- INFORMATION GIVEN -
---

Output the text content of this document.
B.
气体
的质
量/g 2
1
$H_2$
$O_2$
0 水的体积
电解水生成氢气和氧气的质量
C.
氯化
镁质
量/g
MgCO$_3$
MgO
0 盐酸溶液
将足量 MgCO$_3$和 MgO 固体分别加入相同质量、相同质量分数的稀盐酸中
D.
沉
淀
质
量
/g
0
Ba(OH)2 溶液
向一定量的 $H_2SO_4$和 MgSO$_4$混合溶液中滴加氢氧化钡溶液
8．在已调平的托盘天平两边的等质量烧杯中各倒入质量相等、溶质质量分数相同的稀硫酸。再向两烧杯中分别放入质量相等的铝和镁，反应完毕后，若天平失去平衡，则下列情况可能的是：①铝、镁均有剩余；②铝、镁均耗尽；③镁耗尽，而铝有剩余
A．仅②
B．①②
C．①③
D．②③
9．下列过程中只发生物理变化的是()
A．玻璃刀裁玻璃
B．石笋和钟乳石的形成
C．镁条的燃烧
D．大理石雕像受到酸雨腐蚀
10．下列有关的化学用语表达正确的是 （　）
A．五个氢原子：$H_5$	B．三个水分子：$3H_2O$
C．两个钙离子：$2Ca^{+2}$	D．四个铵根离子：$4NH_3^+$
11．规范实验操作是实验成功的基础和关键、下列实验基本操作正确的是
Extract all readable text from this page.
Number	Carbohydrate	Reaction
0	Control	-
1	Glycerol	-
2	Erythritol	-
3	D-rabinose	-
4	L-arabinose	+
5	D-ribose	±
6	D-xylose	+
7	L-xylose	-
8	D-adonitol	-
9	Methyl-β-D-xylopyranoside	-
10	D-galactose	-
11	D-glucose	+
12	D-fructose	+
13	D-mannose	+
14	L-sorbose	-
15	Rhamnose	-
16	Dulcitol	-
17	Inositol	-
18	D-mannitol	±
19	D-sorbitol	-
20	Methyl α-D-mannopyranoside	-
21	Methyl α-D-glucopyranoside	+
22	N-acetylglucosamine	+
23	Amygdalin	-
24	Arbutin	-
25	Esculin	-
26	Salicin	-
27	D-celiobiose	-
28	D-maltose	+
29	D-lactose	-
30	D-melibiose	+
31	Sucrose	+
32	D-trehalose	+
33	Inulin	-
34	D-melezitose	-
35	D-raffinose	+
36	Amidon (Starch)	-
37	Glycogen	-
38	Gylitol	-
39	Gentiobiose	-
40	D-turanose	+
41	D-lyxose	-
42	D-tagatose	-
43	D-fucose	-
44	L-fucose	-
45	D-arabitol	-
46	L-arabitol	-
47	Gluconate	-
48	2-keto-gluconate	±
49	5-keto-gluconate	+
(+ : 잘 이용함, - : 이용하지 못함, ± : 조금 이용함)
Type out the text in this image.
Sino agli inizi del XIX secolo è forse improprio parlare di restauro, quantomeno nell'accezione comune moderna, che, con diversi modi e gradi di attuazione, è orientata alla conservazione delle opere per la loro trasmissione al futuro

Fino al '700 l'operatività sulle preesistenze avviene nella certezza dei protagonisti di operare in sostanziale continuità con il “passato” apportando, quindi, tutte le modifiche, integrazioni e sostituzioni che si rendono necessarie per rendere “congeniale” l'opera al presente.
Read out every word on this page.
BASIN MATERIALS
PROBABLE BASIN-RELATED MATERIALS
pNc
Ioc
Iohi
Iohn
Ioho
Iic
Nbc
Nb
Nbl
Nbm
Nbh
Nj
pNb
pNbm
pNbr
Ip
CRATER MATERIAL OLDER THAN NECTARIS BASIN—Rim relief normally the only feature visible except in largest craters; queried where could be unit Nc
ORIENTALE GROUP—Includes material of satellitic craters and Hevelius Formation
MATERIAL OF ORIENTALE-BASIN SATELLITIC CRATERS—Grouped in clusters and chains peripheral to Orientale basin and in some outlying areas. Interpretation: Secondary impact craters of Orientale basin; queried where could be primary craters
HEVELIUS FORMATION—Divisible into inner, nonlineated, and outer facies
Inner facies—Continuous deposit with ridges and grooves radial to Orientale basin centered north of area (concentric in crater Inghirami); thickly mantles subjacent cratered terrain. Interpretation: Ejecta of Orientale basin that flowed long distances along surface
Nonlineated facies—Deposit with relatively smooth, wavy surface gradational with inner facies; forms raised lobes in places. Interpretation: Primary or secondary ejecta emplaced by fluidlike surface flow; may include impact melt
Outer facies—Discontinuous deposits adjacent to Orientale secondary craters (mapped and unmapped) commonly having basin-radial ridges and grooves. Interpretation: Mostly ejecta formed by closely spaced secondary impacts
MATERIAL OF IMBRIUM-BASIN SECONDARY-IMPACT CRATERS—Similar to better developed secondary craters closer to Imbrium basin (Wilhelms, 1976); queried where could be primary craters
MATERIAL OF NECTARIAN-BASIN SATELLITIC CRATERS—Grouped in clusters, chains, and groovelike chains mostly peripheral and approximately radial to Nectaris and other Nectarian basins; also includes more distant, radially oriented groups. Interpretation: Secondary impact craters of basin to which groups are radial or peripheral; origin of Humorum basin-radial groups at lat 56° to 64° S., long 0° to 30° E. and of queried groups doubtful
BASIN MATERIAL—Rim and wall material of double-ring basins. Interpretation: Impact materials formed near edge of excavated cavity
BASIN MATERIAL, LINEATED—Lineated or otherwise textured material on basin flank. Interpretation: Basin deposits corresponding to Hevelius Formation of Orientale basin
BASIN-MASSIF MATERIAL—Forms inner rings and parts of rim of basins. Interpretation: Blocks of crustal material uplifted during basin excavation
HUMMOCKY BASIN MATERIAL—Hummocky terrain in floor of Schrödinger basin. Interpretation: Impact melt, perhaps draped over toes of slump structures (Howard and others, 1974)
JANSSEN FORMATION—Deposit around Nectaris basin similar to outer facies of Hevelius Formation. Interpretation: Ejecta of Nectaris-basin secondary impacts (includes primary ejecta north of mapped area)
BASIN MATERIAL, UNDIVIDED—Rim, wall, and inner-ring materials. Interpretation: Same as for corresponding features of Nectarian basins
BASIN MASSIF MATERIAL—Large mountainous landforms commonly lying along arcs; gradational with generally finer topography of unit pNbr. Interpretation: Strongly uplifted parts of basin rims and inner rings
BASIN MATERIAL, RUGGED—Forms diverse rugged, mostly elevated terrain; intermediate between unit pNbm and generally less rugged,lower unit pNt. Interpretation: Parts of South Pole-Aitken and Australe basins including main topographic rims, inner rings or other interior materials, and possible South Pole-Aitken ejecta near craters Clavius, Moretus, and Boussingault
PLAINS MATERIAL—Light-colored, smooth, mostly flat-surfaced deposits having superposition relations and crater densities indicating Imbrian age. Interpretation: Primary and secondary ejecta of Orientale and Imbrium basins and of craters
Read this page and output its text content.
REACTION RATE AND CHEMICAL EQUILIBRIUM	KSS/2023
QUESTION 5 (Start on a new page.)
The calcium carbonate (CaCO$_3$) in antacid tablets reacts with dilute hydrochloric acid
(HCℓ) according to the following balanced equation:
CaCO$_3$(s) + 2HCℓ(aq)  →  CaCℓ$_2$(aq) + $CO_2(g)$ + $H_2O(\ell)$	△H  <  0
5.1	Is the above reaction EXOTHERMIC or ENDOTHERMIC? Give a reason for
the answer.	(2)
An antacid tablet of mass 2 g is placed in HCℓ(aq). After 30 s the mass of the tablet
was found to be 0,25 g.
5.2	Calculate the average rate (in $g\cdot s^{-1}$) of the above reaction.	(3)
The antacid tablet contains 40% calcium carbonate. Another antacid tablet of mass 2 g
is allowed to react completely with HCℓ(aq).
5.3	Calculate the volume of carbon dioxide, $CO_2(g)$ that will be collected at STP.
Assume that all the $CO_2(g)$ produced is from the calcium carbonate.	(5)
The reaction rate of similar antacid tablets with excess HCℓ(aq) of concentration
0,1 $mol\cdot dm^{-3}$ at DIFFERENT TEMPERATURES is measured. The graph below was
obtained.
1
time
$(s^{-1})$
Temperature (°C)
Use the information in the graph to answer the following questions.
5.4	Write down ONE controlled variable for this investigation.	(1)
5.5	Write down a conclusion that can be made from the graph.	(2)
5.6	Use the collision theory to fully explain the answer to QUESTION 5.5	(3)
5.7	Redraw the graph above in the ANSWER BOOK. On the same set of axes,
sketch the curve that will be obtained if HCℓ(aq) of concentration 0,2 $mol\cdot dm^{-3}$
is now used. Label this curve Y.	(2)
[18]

---

- TASK -
State only the number of lines in these entries that contain "impacts".

- ANSWER TO THE PROBLEM -
2